Task prompt: Scan the data beneath this task and copy each line that includes "phận".

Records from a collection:
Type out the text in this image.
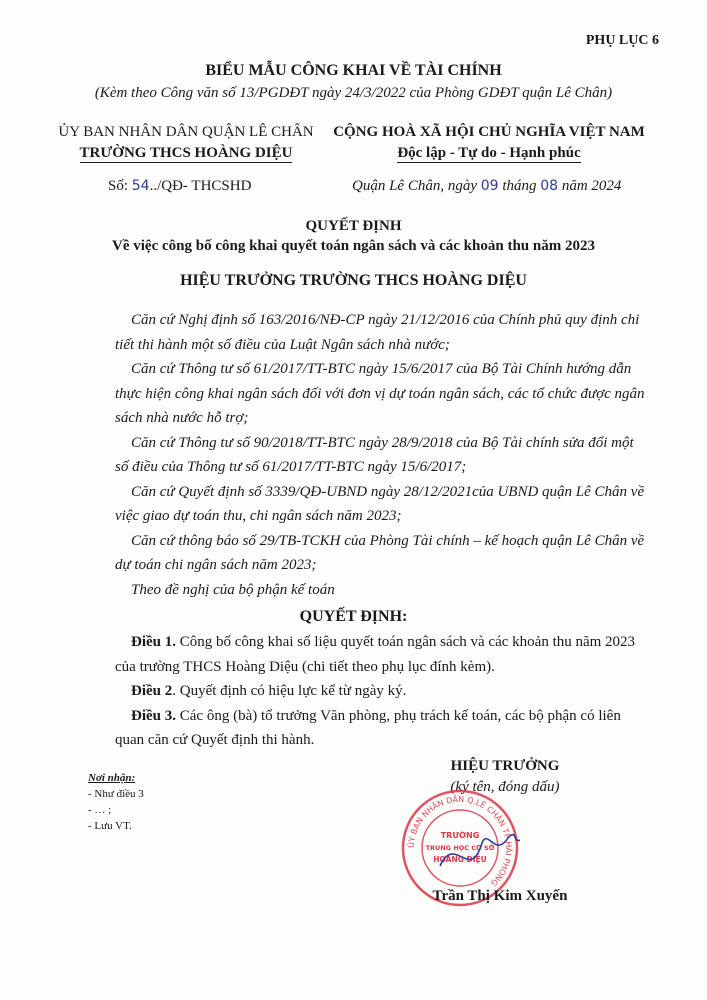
PHỤ LỤC 6
BIỂU MẪU CÔNG KHAI VỀ TÀI CHÍNH
(Kèm theo Công văn số 13/PGDĐT ngày 24/3/2022 của Phòng GDĐT quận Lê Chân)
ỦY BAN NHÂN DÂN QUẬN LÊ CHÂN
TRƯỜNG THCS HOÀNG DIỆU
CỘNG HOÀ XÃ HỘI CHỦ NGHĨA VIỆT NAM
Độc lập - Tự do - Hạnh phúc
Số: 54../QĐ- THCSHD	Quận Lê Chân, ngày 09 tháng 08 năm 2024
QUYẾT ĐỊNH
Về việc công bố công khai quyết toán ngân sách và các khoản thu năm 2023
HIỆU TRƯỞNG TRƯỜNG THCS HOÀNG DIỆU

Căn cứ Nghị định số 163/2016/NĐ-CP ngày 21/12/2016 của Chính phủ quy định chi tiết thi hành một số điều của Luật Ngân sách nhà nước;

Căn cứ Thông tư số 61/2017/TT-BTC ngày 15/6/2017 của Bộ Tài Chính hướng dẫn thực hiện công khai ngân sách đối với đơn vị dự toán ngân sách, các tổ chức được ngân sách nhà nước hỗ trợ;

Căn cứ Thông tư số 90/2018/TT-BTC ngày 28/9/2018 của Bộ Tài chính sửa đổi một số điều của Thông tư số 61/2017/TT-BTC ngày 15/6/2017;

Căn cứ Quyết định số 3339/QĐ-UBND ngày 28/12/2021của UBND quận Lê Chân về việc giao dự toán thu, chi ngân sách năm 2023;

Căn cứ thông báo số 29/TB-TCKH của Phòng Tài chính – kế hoạch quận Lê Chân về dự toán chi ngân sách năm 2023;

Theo đề nghị của bộ phận kế toán

QUYẾT ĐỊNH:

Điều 1. Công bố công khai số liệu quyết toán ngân sách và các khoản thu năm 2023 của trường THCS Hoàng Diệu (chi tiết theo phụ lục đính kèm).

Điều 2. Quyết định có hiệu lực kể từ ngày ký.

Điều 3. Các ông (bà) tổ trưởng Văn phòng, phụ trách kế toán, các bộ phận có liên quan căn cứ Quyết định thi hành.

Nơi nhận:
- Như điều 3
- … ;
- Lưu VT.
HIỆU TRƯỞNG
(ký tên, đóng dấu)
ỦY BAN NHÂN DÂN Q.LÊ CHÂN TP HẢI PHÒNG
TRƯỜNG
TRUNG HỌC CƠ SỞ
HOÀNG DIỆU
Trần Thị Kim Xuyến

Full answer:
Theo đề nghị của bộ phận kế toán
Điều 3. Các ông (bà) tổ trưởng Văn phòng, phụ trách kế toán, các bộ phận có liên quan căn cứ Quyết định thi hành.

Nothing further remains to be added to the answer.